* begin Given data *
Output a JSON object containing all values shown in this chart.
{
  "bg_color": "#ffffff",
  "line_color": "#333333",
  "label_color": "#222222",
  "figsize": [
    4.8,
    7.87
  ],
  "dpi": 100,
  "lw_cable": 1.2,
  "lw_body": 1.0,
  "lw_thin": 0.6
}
* end Given data *
The problem: Repeat every entry word for word.

Answer in full:
Output a JSON object containing all values shown in this chart.
{
  "bg_color": "#ffffff",
  "line_color": "#333333",
  "label_color": "#222222",
  "figsize": [
    4.8,
    7.87
  ],
  "dpi": 100,
  "lw_cable": 1.2,
  "lw_body": 1.0,
  "lw_thin": 0.6
}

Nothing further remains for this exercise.